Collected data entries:
----

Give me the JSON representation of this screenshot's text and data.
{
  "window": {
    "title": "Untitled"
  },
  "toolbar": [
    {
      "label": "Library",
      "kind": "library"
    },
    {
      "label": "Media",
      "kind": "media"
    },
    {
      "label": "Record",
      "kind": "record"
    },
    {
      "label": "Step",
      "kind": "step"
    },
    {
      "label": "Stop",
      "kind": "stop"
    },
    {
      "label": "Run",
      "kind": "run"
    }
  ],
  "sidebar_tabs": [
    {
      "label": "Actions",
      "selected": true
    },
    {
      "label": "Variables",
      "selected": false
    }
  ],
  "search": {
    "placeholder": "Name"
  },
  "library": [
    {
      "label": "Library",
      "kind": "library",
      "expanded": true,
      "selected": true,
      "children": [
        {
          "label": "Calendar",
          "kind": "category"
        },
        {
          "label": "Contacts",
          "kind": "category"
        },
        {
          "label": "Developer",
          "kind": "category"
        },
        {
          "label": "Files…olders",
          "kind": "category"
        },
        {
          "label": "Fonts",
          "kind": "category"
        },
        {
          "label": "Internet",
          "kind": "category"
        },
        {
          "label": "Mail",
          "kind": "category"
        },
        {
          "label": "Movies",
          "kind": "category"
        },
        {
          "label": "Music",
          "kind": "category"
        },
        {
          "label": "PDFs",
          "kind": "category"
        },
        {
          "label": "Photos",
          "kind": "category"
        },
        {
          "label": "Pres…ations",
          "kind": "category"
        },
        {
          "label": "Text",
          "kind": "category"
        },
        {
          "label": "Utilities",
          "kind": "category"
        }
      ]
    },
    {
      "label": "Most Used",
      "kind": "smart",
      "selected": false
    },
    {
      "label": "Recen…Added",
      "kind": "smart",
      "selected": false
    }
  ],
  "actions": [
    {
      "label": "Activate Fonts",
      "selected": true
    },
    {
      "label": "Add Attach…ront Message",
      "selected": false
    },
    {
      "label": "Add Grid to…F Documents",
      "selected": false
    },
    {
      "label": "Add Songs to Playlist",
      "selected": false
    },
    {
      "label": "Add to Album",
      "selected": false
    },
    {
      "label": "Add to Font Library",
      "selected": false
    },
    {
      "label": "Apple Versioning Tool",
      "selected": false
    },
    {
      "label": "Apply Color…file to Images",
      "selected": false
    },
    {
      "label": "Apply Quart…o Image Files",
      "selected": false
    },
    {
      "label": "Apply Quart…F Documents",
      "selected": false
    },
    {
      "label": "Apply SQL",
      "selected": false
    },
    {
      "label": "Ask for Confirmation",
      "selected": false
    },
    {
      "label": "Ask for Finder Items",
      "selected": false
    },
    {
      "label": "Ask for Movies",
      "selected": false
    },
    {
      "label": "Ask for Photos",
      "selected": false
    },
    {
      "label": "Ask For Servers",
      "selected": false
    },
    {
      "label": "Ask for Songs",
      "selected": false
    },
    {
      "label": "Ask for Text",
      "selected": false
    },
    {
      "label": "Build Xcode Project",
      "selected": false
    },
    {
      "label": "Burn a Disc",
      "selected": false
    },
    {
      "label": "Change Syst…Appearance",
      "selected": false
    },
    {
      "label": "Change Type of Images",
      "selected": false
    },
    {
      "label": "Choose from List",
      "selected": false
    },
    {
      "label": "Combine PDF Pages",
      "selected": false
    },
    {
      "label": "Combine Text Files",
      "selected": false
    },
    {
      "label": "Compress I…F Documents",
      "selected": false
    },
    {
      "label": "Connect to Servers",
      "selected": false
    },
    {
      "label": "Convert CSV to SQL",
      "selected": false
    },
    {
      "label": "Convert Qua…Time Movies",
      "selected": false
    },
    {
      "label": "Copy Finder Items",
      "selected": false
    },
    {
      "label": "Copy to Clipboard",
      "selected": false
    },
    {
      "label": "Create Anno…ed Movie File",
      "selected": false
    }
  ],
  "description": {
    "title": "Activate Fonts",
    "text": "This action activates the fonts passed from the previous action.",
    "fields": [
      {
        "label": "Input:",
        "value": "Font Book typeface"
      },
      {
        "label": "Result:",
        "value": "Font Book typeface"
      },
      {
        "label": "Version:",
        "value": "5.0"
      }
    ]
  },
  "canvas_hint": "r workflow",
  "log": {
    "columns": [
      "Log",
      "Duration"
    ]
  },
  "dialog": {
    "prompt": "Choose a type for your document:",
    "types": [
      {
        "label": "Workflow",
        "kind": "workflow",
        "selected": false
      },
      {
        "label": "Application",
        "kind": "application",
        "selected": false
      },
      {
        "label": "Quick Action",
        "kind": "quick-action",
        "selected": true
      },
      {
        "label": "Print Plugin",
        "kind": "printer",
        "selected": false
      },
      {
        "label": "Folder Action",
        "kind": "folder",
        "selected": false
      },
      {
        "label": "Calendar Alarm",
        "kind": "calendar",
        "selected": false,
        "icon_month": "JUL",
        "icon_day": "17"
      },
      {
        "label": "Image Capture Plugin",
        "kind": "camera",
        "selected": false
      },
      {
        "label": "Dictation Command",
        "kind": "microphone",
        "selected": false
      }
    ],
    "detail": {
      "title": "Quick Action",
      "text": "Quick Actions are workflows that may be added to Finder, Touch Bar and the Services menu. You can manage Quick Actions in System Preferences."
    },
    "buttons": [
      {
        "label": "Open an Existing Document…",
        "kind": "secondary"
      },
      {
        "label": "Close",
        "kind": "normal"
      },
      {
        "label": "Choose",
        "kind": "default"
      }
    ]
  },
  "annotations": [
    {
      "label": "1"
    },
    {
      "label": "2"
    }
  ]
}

----

Give an exact copy of all the data shown above.

**TASK OUTPUT:**
Give me the JSON representation of this screenshot's text and data.
{
  "window": {
    "title": "Untitled"
  },
  "toolbar": [
    {
      "label": "Library",
      "kind": "library"
    },
    {
      "label": "Media",
      "kind": "media"
    },
    {
      "label": "Record",
      "kind": "record"
    },
    {
      "label": "Step",
      "kind": "step"
    },
    {
      "label": "Stop",
      "kind": "stop"
    },
    {
      "label": "Run",
      "kind": "run"
    }
  ],
  "sidebar_tabs": [
    {
      "label": "Actions",
      "selected": true
    },
    {
      "label": "Variables",
      "selected": false
    }
  ],
  "search": {
    "placeholder": "Name"
  },
  "library": [
    {
      "label": "Library",
      "kind": "library",
      "expanded": true,
      "selected": true,
      "children": [
        {
          "label": "Calendar",
          "kind": "category"
        },
        {
          "label": "Contacts",
          "kind": "category"
        },
        {
          "label": "Developer",
          "kind": "category"
        },
        {
          "label": "Files…olders",
          "kind": "category"
        },
        {
          "label": "Fonts",
          "kind": "category"
        },
        {
          "label": "Internet",
          "kind": "category"
        },
        {
          "label": "Mail",
          "kind": "category"
        },
        {
          "label": "Movies",
          "kind": "category"
        },
        {
          "label": "Music",
          "kind": "category"
        },
        {
          "label": "PDFs",
          "kind": "category"
        },
        {
          "label": "Photos",
          "kind": "category"
        },
        {
          "label": "Pres…ations",
          "kind": "category"
        },
        {
          "label": "Text",
          "kind": "category"
        },
        {
          "label": "Utilities",
          "kind": "category"
        }
      ]
    },
    {
      "label": "Most Used",
      "kind": "smart",
      "selected": false
    },
    {
      "label": "Recen…Added",
      "kind": "smart",
      "selected": false
    }
  ],
  "actions": [
    {
      "label": "Activate Fonts",
      "selected": true
    },
    {
      "label": "Add Attach…ront Message",
      "selected": false
    },
    {
      "label": "Add Grid to…F Documents",
      "selected": false
    },
    {
      "label": "Add Songs to Playlist",
      "selected": false
    },
    {
      "label": "Add to Album",
      "selected": false
    },
    {
      "label": "Add to Font Library",
      "selected": false
    },
    {
      "label": "Apple Versioning Tool",
      "selected": false
    },
    {
      "label": "Apply Color…file to Images",
      "selected": false
    },
    {
      "label": "Apply Quart…o Image Files",
      "selected": false
    },
    {
      "label": "Apply Quart…F Documents",
      "selected": false
    },
    {
      "label": "Apply SQL",
      "selected": false
    },
    {
      "label": "Ask for Confirmation",
      "selected": false
    },
    {
      "label": "Ask for Finder Items",
      "selected": false
    },
    {
      "label": "Ask for Movies",
      "selected": false
    },
    {
      "label": "Ask for Photos",
      "selected": false
    },
    {
      "label": "Ask For Servers",
      "selected": false
    },
    {
      "label": "Ask for Songs",
      "selected": false
    },
    {
      "label": "Ask for Text",
      "selected": false
    },
    {
      "label": "Build Xcode Project",
      "selected": false
    },
    {
      "label": "Burn a Disc",
      "selected": false
    },
    {
      "label": "Change Syst…Appearance",
      "selected": false
    },
    {
      "label": "Change Type of Images",
      "selected": false
    },
    {
      "label": "Choose from List",
      "selected": false
    },
    {
      "label": "Combine PDF Pages",
      "selected": false
    },
    {
      "label": "Combine Text Files",
      "selected": false
    },
    {
      "label": "Compress I…F Documents",
      "selected": false
    },
    {
      "label": "Connect to Servers",
      "selected": false
    },
    {
      "label": "Convert CSV to SQL",
      "selected": false
    },
    {
      "label": "Convert Qua…Time Movies",
      "selected": false
    },
    {
      "label": "Copy Finder Items",
      "selected": false
    },
    {
      "label": "Copy to Clipboard",
      "selected": false
    },
    {
      "label": "Create Anno…ed Movie File",
      "selected": false
    }
  ],
  "description": {
    "title": "Activate Fonts",
    "text": "This action activates the fonts passed from the previous action.",
    "fields": [
      {
        "label": "Input:",
        "value": "Font Book typeface"
      },
      {
        "label": "Result:",
        "value": "Font Book typeface"
      },
      {
        "label": "Version:",
        "value": "5.0"
      }
    ]
  },
  "canvas_hint": "r workflow",
  "log": {
    "columns": [
      "Log",
      "Duration"
    ]
  },
  "dialog": {
    "prompt": "Choose a type for your document:",
    "types": [
      {
        "label": "Workflow",
        "kind": "workflow",
        "selected": false
      },
      {
        "label": "Application",
        "kind": "application",
        "selected": false
      },
      {
        "label": "Quick Action",
        "kind": "quick-action",
        "selected": true
      },
      {
        "label": "Print Plugin",
        "kind": "printer",
        "selected": false
      },
      {
        "label": "Folder Action",
        "kind": "folder",
        "selected": false
      },
      {
        "label": "Calendar Alarm",
        "kind": "calendar",
        "selected": false,
        "icon_month": "JUL",
        "icon_day": "17"
      },
      {
        "label": "Image Capture Plugin",
        "kind": "camera",
        "selected": false
      },
      {
        "label": "Dictation Command",
        "kind": "microphone",
        "selected": false
      }
    ],
    "detail": {
      "title": "Quick Action",
      "text": "Quick Actions are workflows that may be added to Finder, Touch Bar and the Services menu. You can manage Quick Actions in System Preferences."
    },
    "buttons": [
      {
        "label": "Open an Existing Document…",
        "kind": "secondary"
      },
      {
        "label": "Close",
        "kind": "normal"
      },
      {
        "label": "Choose",
        "kind": "default"
      }
    ]
  },
  "annotations": [
    {
      "label": "1"
    },
    {
      "label": "2"
    }
  ]
}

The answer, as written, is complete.